Given request: Copy every line, leaving nothing out and adding nothing.

Supplied records:
◆ ◆ ◆ ◆ ◆

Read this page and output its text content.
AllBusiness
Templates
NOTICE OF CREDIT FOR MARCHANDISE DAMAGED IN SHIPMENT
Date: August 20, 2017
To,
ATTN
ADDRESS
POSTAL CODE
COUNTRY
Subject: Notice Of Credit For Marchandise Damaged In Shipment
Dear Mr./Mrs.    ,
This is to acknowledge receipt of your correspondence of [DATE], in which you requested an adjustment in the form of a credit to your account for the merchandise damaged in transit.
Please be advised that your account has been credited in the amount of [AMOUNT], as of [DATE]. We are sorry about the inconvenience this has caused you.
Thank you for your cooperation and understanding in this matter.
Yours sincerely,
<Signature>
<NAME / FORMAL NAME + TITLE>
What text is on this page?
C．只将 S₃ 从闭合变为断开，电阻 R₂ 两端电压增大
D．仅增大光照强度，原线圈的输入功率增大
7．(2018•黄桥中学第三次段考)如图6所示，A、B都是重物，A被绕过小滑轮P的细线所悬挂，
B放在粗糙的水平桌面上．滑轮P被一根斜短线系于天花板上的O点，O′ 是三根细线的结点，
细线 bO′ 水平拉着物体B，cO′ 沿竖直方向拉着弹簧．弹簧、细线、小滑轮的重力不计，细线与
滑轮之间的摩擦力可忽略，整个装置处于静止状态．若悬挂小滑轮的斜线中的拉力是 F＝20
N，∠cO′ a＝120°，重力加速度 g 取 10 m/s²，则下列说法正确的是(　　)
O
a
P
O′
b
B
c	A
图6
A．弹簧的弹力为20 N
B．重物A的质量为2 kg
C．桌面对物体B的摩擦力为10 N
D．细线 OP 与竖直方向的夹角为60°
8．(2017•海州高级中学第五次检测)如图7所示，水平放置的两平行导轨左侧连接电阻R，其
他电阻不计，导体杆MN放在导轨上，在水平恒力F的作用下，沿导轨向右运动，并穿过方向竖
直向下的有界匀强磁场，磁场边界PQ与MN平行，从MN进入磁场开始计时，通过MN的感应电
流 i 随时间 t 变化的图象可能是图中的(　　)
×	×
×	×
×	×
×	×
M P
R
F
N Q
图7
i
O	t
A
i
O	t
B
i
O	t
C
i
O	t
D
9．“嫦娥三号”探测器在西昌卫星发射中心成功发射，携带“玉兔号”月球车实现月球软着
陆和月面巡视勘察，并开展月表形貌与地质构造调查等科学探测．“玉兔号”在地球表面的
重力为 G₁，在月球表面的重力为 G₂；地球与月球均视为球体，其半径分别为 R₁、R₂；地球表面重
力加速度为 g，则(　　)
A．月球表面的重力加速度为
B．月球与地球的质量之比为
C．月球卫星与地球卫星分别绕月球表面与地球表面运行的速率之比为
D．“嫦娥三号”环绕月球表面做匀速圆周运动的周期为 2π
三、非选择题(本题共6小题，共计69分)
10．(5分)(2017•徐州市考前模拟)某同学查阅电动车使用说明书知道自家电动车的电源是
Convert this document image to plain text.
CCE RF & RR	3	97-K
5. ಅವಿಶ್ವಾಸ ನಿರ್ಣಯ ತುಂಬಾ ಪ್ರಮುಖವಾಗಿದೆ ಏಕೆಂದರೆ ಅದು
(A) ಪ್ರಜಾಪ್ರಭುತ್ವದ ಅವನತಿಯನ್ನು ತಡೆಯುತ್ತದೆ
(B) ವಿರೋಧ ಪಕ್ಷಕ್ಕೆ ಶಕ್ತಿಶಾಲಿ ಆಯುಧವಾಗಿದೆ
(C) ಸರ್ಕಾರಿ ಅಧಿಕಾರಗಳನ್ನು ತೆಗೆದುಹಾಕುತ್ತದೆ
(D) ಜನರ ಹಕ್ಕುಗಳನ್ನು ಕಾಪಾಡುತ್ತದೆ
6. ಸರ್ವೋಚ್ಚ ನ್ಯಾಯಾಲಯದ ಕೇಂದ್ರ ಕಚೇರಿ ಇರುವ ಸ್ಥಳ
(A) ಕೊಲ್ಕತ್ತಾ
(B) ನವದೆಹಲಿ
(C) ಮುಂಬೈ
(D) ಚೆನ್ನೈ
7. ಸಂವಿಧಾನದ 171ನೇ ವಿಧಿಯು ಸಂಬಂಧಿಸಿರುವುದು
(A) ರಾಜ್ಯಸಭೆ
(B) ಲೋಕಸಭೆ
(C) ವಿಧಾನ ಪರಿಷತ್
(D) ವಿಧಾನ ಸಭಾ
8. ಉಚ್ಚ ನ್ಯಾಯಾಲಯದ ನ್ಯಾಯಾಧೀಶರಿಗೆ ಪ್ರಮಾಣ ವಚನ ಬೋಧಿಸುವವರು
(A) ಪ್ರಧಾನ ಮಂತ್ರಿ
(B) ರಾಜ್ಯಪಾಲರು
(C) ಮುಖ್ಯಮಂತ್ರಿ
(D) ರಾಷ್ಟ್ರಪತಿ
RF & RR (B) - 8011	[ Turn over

◆ ◆ ◆ ◆ ◆

Complete output:
Read this page and output its text content.
AllBusiness
Templates
NOTICE OF CREDIT FOR MARCHANDISE DAMAGED IN SHIPMENT
Date: August 20, 2017
To,
ATTN
ADDRESS
POSTAL CODE
COUNTRY
Subject: Notice Of Credit For Marchandise Damaged In Shipment
Dear Mr./Mrs.    ,
This is to acknowledge receipt of your correspondence of [DATE], in which you requested an adjustment in the form of a credit to your account for the merchandise damaged in transit.
Please be advised that your account has been credited in the amount of [AMOUNT], as of [DATE]. We are sorry about the inconvenience this has caused you.
Thank you for your cooperation and understanding in this matter.
Yours sincerely,
<Signature>
<NAME / FORMAL NAME + TITLE>
What text is on this page?
C．只将 S₃ 从闭合变为断开，电阻 R₂ 两端电压增大
D．仅增大光照强度，原线圈的输入功率增大
7．(2018•黄桥中学第三次段考)如图6所示，A、B都是重物，A被绕过小滑轮P的细线所悬挂，
B放在粗糙的水平桌面上．滑轮P被一根斜短线系于天花板上的O点，O′ 是三根细线的结点，
细线 bO′ 水平拉着物体B，cO′ 沿竖直方向拉着弹簧．弹簧、细线、小滑轮的重力不计，细线与
滑轮之间的摩擦力可忽略，整个装置处于静止状态．若悬挂小滑轮的斜线中的拉力是 F＝20
N，∠cO′ a＝120°，重力加速度 g 取 10 m/s²，则下列说法正确的是(　　)
O
a
P
O′
b
B
c	A
图6
A．弹簧的弹力为20 N
B．重物A的质量为2 kg
C．桌面对物体B的摩擦力为10 N
D．细线 OP 与竖直方向的夹角为60°
8．(2017•海州高级中学第五次检测)如图7所示，水平放置的两平行导轨左侧连接电阻R，其
他电阻不计，导体杆MN放在导轨上，在水平恒力F的作用下，沿导轨向右运动，并穿过方向竖
直向下的有界匀强磁场，磁场边界PQ与MN平行，从MN进入磁场开始计时，通过MN的感应电
流 i 随时间 t 变化的图象可能是图中的(　　)
×	×
×	×
×	×
×	×
M P
R
F
N Q
图7
i
O	t
A
i
O	t
B
i
O	t
C
i
O	t
D
9．“嫦娥三号”探测器在西昌卫星发射中心成功发射，携带“玉兔号”月球车实现月球软着
陆和月面巡视勘察，并开展月表形貌与地质构造调查等科学探测．“玉兔号”在地球表面的
重力为 G₁，在月球表面的重力为 G₂；地球与月球均视为球体，其半径分别为 R₁、R₂；地球表面重
力加速度为 g，则(　　)
A．月球表面的重力加速度为
B．月球与地球的质量之比为
C．月球卫星与地球卫星分别绕月球表面与地球表面运行的速率之比为
D．“嫦娥三号”环绕月球表面做匀速圆周运动的周期为 2π
三、非选择题(本题共6小题，共计69分)
10．(5分)(2017•徐州市考前模拟)某同学查阅电动车使用说明书知道自家电动车的电源是
Convert this document image to plain text.
CCE RF & RR	3	97-K
5. ಅವಿಶ್ವಾಸ ನಿರ್ಣಯ ತುಂಬಾ ಪ್ರಮುಖವಾಗಿದೆ ಏಕೆಂದರೆ ಅದು
(A) ಪ್ರಜಾಪ್ರಭುತ್ವದ ಅವನತಿಯನ್ನು ತಡೆಯುತ್ತದೆ
(B) ವಿರೋಧ ಪಕ್ಷಕ್ಕೆ ಶಕ್ತಿಶಾಲಿ ಆಯುಧವಾಗಿದೆ
(C) ಸರ್ಕಾರಿ ಅಧಿಕಾರಗಳನ್ನು ತೆಗೆದುಹಾಕುತ್ತದೆ
(D) ಜನರ ಹಕ್ಕುಗಳನ್ನು ಕಾಪಾಡುತ್ತದೆ
6. ಸರ್ವೋಚ್ಚ ನ್ಯಾಯಾಲಯದ ಕೇಂದ್ರ ಕಚೇರಿ ಇರುವ ಸ್ಥಳ
(A) ಕೊಲ್ಕತ್ತಾ
(B) ನವದೆಹಲಿ
(C) ಮುಂಬೈ
(D) ಚೆನ್ನೈ
7. ಸಂವಿಧಾನದ 171ನೇ ವಿಧಿಯು ಸಂಬಂಧಿಸಿರುವುದು
(A) ರಾಜ್ಯಸಭೆ
(B) ಲೋಕಸಭೆ
(C) ವಿಧಾನ ಪರಿಷತ್
(D) ವಿಧಾನ ಸಭಾ
8. ಉಚ್ಚ ನ್ಯಾಯಾಲಯದ ನ್ಯಾಯಾಧೀಶರಿಗೆ ಪ್ರಮಾಣ ವಚನ ಬೋಧಿಸುವವರು
(A) ಪ್ರಧಾನ ಮಂತ್ರಿ
(B) ರಾಜ್ಯಪಾಲರು
(C) ಮುಖ್ಯಮಂತ್ರಿ
(D) ರಾಷ್ಟ್ರಪತಿ
RF & RR (B) - 8011	[ Turn over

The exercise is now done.